* Task directions *
Go through the material below and copy all lines with "noise".

* Given records *
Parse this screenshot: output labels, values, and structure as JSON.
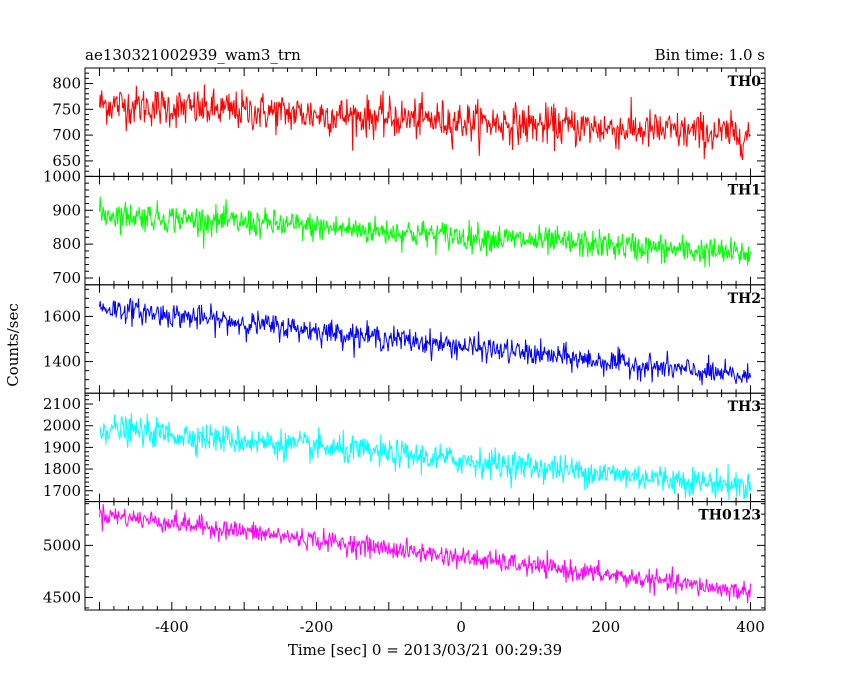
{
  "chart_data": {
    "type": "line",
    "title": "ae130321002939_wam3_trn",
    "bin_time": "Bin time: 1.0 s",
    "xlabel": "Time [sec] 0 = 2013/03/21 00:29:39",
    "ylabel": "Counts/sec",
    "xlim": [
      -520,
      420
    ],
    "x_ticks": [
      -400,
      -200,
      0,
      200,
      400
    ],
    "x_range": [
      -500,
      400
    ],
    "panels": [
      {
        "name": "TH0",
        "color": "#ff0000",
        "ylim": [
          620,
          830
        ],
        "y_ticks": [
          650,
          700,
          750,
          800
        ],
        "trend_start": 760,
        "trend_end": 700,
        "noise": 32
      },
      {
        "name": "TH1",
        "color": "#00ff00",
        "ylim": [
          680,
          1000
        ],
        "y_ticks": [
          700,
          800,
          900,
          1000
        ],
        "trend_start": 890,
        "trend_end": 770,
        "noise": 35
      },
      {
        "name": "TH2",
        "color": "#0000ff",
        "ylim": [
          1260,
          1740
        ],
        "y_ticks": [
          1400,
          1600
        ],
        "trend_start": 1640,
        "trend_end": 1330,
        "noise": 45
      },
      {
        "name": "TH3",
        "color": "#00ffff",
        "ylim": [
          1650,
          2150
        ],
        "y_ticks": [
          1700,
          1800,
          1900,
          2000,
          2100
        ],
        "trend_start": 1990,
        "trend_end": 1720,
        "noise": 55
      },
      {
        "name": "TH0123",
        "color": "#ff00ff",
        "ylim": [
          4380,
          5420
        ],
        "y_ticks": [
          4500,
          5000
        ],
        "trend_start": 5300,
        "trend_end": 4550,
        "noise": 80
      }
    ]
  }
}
==
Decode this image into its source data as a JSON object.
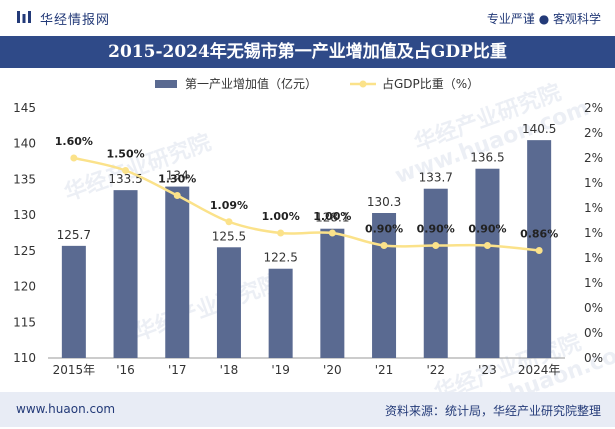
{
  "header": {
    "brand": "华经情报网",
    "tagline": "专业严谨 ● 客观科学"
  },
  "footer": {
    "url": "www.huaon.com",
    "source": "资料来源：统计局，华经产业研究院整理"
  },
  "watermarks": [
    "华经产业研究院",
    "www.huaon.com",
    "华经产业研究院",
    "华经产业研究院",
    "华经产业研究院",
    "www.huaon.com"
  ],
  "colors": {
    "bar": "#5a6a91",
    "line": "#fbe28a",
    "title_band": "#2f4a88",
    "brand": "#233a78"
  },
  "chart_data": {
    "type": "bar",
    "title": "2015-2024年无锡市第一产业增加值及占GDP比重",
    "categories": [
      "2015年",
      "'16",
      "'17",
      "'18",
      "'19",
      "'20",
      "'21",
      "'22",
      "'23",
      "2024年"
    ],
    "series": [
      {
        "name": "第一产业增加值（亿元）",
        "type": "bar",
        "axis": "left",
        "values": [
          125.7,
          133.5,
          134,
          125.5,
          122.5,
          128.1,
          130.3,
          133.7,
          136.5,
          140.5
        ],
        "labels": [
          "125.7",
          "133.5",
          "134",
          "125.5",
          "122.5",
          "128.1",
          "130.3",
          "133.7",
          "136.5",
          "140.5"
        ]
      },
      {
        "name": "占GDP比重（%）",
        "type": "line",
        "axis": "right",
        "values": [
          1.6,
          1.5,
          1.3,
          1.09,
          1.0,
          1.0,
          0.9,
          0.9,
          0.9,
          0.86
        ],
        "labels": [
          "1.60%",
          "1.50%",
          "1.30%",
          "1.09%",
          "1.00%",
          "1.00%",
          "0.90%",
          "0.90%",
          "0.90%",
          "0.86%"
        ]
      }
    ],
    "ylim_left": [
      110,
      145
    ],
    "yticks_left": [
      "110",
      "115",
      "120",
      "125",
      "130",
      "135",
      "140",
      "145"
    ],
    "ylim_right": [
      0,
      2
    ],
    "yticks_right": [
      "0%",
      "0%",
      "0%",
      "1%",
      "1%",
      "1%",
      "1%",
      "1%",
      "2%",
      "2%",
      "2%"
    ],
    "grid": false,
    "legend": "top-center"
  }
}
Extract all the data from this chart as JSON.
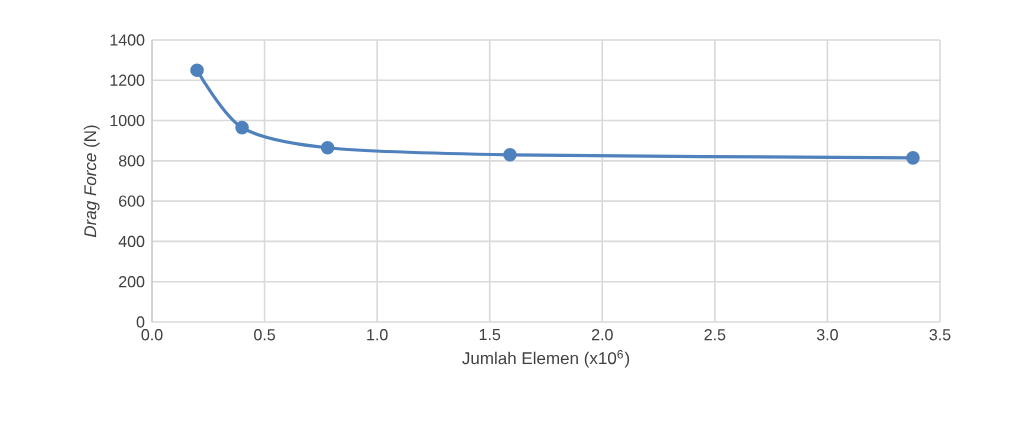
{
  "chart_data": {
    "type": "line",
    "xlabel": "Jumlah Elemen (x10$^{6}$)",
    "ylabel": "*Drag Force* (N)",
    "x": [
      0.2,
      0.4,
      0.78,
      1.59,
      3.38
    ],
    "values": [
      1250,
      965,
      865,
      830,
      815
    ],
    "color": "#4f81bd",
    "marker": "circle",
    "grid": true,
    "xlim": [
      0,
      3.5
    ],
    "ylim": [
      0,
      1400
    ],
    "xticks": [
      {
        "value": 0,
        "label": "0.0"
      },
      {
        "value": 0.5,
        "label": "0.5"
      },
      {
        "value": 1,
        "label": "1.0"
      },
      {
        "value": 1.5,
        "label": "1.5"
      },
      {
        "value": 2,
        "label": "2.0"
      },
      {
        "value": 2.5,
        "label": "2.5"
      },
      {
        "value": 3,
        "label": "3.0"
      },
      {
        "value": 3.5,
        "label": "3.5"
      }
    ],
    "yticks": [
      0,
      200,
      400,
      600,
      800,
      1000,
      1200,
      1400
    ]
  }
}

* Written answer *
        "noise": 32
        "noise": 35
        "noise": 45
        "noise": 55
        "noise": 80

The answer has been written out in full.